DATA FOR THIS EXERCISE:

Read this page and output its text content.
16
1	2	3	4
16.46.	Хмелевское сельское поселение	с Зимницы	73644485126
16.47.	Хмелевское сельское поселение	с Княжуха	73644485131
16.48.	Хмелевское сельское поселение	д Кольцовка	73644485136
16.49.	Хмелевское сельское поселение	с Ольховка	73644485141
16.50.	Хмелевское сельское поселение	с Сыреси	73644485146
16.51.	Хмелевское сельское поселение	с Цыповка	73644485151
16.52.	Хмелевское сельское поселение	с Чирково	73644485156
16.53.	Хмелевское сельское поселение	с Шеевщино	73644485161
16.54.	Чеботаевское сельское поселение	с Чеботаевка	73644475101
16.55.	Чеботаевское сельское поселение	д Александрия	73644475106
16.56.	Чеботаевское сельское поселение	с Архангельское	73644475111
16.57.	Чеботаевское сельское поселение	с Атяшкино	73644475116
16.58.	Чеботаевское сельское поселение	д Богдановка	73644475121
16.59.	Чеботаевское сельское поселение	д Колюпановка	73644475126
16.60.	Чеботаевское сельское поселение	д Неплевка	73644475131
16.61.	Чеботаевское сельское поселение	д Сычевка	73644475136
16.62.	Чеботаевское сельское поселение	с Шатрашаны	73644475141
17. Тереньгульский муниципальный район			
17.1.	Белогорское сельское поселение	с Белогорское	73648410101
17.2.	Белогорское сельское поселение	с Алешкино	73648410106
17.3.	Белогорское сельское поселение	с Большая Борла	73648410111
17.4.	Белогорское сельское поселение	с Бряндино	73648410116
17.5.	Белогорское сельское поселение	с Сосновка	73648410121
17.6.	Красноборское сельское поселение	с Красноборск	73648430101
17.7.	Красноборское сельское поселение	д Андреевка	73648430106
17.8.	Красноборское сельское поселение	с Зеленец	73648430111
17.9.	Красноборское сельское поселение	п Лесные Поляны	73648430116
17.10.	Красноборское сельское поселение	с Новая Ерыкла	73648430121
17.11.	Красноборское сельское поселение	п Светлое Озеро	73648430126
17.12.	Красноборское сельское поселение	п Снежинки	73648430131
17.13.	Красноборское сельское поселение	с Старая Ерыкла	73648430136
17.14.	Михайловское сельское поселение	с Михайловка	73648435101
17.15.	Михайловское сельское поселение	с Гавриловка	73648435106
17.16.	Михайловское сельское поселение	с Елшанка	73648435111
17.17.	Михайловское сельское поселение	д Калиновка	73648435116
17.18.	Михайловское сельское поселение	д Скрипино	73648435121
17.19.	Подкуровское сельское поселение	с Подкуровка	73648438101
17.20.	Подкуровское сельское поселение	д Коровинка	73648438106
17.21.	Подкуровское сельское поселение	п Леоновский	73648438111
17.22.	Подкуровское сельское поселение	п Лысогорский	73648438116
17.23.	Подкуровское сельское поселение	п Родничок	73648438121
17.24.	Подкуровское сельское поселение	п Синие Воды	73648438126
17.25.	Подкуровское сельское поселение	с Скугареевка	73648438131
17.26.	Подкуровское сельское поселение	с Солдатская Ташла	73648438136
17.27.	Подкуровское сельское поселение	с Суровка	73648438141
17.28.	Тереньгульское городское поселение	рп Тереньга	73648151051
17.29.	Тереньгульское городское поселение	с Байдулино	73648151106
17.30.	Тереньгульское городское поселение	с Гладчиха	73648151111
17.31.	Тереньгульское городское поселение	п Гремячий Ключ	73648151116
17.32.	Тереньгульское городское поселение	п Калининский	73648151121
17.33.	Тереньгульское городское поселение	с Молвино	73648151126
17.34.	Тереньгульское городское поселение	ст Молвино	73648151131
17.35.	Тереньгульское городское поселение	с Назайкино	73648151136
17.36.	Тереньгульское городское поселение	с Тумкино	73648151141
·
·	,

EXERCISE PROMPT: Give only the number of lines in the data that include the string "Красноборское".

SOLUTION: 8